▸ TASK GOAL: Copy each line in which the string "automat" occurs.
--- BEGIN ---
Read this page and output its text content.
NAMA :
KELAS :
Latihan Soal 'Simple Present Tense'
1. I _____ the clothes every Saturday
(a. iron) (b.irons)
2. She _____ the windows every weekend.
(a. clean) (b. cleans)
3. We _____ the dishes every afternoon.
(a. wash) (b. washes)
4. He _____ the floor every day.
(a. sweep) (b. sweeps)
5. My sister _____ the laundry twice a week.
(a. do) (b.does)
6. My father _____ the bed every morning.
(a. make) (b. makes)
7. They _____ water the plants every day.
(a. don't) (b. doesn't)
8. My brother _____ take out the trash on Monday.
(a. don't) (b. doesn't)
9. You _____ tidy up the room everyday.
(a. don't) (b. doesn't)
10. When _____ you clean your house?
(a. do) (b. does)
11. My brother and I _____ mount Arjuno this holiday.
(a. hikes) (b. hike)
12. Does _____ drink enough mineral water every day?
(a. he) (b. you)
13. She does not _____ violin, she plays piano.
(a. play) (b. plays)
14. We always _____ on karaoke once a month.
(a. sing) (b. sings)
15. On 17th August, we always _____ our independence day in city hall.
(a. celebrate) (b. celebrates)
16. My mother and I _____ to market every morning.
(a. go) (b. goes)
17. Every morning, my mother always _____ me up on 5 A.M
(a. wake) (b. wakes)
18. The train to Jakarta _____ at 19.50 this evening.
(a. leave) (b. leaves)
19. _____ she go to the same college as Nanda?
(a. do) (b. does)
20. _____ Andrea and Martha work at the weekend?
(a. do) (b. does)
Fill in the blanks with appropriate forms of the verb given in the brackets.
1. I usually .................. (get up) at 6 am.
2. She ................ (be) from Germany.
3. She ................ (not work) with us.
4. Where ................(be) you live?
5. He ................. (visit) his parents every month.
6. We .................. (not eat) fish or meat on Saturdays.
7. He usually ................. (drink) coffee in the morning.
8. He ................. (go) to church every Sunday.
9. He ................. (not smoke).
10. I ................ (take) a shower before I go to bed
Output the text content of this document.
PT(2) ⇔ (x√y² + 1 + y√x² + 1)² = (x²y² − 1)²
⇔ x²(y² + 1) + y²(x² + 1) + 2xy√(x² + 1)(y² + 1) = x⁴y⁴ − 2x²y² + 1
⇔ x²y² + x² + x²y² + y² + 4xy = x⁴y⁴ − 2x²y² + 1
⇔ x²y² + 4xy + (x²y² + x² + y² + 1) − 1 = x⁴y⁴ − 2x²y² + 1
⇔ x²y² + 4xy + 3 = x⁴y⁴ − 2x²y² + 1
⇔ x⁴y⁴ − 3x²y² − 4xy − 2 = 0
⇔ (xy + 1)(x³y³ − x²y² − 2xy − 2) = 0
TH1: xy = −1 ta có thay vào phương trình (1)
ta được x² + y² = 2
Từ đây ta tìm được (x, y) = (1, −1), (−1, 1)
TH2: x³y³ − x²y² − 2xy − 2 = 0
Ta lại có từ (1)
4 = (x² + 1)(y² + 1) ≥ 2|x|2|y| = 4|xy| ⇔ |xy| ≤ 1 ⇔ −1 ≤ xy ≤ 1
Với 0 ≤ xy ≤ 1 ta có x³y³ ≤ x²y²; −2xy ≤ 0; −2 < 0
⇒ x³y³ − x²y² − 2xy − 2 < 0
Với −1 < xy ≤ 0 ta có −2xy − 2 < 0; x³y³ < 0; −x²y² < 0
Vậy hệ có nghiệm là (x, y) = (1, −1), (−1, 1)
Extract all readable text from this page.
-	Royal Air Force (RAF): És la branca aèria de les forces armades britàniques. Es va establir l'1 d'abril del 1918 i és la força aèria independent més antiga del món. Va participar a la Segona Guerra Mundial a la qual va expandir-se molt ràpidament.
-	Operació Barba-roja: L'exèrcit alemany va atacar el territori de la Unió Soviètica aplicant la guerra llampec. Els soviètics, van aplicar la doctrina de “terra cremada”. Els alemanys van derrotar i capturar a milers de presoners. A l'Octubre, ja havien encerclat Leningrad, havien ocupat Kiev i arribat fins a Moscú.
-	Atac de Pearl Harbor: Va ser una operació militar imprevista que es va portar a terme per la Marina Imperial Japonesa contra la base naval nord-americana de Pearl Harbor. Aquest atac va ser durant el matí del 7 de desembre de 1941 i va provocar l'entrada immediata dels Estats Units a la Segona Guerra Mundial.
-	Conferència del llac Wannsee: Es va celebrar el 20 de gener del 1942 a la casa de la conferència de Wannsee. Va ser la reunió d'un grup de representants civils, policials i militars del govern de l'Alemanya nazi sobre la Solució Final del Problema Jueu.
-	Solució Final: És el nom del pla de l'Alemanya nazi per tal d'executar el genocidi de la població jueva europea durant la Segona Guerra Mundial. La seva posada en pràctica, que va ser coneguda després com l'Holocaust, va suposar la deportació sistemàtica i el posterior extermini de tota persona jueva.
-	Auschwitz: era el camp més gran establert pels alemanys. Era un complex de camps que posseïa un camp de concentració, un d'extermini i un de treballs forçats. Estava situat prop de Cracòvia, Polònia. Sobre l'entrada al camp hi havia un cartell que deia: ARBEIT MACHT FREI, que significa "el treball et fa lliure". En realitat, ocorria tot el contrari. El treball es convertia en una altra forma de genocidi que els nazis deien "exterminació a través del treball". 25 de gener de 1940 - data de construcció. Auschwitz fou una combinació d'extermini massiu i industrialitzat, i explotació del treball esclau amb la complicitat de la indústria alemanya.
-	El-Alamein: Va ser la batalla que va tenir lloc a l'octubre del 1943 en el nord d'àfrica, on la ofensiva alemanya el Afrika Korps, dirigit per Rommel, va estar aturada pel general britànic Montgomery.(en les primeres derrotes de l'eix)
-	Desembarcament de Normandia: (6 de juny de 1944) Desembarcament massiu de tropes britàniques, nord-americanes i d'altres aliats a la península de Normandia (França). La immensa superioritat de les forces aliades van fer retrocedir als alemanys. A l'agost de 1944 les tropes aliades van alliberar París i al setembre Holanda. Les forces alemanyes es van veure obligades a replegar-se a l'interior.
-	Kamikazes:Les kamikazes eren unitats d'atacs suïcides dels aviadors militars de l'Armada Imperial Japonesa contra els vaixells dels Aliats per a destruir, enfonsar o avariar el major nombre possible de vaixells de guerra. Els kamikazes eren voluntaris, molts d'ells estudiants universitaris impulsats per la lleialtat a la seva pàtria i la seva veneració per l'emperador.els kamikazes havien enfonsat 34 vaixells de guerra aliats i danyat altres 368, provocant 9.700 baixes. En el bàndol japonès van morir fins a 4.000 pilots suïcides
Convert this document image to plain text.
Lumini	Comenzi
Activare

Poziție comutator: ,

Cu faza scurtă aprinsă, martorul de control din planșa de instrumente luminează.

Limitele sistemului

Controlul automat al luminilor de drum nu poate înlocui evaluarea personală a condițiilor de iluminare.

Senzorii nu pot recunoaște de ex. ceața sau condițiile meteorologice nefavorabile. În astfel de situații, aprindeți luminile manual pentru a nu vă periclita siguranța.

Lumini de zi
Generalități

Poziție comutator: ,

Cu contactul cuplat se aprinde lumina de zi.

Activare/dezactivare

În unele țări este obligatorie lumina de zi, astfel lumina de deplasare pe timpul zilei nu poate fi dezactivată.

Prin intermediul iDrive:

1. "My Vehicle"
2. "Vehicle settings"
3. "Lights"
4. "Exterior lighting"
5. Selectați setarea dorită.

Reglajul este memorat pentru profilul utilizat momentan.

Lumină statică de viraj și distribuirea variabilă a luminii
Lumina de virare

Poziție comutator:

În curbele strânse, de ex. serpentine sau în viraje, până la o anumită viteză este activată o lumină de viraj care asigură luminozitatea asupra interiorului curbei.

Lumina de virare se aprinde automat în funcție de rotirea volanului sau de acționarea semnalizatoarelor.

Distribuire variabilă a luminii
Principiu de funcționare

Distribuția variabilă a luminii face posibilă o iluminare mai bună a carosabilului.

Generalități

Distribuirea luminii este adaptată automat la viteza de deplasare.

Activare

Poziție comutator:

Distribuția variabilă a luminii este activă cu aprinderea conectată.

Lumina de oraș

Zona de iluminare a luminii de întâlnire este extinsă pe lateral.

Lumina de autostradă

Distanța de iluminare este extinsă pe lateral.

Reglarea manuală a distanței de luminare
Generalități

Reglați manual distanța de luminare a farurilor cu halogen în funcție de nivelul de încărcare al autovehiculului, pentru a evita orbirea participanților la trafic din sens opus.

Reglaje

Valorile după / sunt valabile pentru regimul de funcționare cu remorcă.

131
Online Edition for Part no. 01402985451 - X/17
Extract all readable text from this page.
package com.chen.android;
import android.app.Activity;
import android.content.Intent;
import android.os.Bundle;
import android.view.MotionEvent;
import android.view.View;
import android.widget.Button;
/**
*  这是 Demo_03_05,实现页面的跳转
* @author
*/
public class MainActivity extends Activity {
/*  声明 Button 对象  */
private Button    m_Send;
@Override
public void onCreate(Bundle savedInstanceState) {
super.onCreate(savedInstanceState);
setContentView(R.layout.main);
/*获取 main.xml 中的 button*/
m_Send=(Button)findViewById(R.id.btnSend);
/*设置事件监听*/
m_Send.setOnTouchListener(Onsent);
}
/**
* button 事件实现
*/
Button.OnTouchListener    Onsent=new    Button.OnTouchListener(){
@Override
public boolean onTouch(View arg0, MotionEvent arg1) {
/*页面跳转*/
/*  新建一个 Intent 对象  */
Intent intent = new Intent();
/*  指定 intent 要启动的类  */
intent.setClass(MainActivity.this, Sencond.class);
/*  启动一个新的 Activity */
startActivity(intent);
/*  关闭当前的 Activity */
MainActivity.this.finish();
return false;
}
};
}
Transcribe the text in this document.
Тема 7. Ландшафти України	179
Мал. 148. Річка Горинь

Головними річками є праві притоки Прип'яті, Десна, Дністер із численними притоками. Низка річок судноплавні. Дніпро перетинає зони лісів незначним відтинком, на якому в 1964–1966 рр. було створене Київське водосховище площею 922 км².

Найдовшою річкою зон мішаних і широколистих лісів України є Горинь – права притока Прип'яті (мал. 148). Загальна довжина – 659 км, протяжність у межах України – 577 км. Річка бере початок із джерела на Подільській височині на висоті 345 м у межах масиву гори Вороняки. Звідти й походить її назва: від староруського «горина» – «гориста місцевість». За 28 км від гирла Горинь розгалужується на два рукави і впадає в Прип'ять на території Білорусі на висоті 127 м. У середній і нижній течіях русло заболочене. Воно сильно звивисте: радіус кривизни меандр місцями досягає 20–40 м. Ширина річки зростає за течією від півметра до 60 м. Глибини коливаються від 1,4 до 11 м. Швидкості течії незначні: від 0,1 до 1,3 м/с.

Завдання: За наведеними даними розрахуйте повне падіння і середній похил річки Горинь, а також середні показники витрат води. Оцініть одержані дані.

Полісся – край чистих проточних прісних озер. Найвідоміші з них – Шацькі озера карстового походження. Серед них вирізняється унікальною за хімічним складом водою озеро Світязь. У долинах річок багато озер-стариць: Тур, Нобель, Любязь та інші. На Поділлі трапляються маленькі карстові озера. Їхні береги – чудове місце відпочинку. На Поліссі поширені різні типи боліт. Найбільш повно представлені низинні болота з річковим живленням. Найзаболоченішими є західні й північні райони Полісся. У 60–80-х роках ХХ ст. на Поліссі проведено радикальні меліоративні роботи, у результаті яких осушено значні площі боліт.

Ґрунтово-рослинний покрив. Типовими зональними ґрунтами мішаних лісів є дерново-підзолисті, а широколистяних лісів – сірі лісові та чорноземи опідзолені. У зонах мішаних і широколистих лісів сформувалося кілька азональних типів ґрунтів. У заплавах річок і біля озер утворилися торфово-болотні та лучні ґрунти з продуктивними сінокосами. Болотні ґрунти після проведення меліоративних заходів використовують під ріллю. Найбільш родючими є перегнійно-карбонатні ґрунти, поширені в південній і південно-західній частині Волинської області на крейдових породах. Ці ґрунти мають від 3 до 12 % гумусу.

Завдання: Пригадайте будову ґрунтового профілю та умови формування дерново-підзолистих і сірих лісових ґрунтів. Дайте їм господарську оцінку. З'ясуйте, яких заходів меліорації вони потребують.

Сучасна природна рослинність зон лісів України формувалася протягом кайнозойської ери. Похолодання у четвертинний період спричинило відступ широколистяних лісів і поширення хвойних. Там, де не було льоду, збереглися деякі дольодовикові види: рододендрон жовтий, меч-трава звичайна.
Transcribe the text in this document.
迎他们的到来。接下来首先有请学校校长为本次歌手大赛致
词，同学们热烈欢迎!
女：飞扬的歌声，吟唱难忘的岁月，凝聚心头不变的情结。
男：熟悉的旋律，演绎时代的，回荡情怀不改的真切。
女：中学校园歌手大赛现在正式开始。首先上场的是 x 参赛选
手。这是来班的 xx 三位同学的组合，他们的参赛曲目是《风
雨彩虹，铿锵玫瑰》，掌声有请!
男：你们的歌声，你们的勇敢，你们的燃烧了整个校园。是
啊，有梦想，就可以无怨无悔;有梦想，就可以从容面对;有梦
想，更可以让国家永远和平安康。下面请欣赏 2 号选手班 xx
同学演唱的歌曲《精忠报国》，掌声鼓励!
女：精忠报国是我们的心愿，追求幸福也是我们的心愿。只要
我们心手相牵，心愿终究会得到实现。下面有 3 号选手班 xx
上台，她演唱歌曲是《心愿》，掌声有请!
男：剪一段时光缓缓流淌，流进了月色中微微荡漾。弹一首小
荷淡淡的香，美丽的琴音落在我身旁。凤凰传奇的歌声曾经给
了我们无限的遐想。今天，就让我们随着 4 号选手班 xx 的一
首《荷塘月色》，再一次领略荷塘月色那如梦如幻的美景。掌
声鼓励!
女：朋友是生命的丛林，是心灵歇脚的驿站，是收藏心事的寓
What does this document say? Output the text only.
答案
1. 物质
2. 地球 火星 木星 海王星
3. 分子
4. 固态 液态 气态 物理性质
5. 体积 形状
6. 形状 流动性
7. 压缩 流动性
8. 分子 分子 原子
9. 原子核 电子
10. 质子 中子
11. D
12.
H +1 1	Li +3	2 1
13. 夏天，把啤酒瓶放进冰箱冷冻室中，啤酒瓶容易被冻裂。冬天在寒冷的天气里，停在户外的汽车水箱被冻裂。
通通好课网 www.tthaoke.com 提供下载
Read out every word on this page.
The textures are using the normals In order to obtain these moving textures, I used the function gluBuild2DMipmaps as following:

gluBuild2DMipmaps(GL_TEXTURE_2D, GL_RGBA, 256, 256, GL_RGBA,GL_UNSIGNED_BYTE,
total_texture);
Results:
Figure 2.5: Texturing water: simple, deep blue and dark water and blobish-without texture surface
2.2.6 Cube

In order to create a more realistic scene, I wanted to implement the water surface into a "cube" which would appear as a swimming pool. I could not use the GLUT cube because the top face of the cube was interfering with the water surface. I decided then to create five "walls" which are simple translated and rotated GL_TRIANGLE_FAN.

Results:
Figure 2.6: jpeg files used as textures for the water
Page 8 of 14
--- END ---
▸ THE COMPLETED TASK:
Controlul automat al luminilor de drum nu poate înlocui evaluarea personală a condițiilor de iluminare.
Lumina de virare se aprinde automat în funcție de rotirea volanului sau de acționarea semnalizatoarelor.
Distribuirea luminii este adaptată automat la viteza de deplasare.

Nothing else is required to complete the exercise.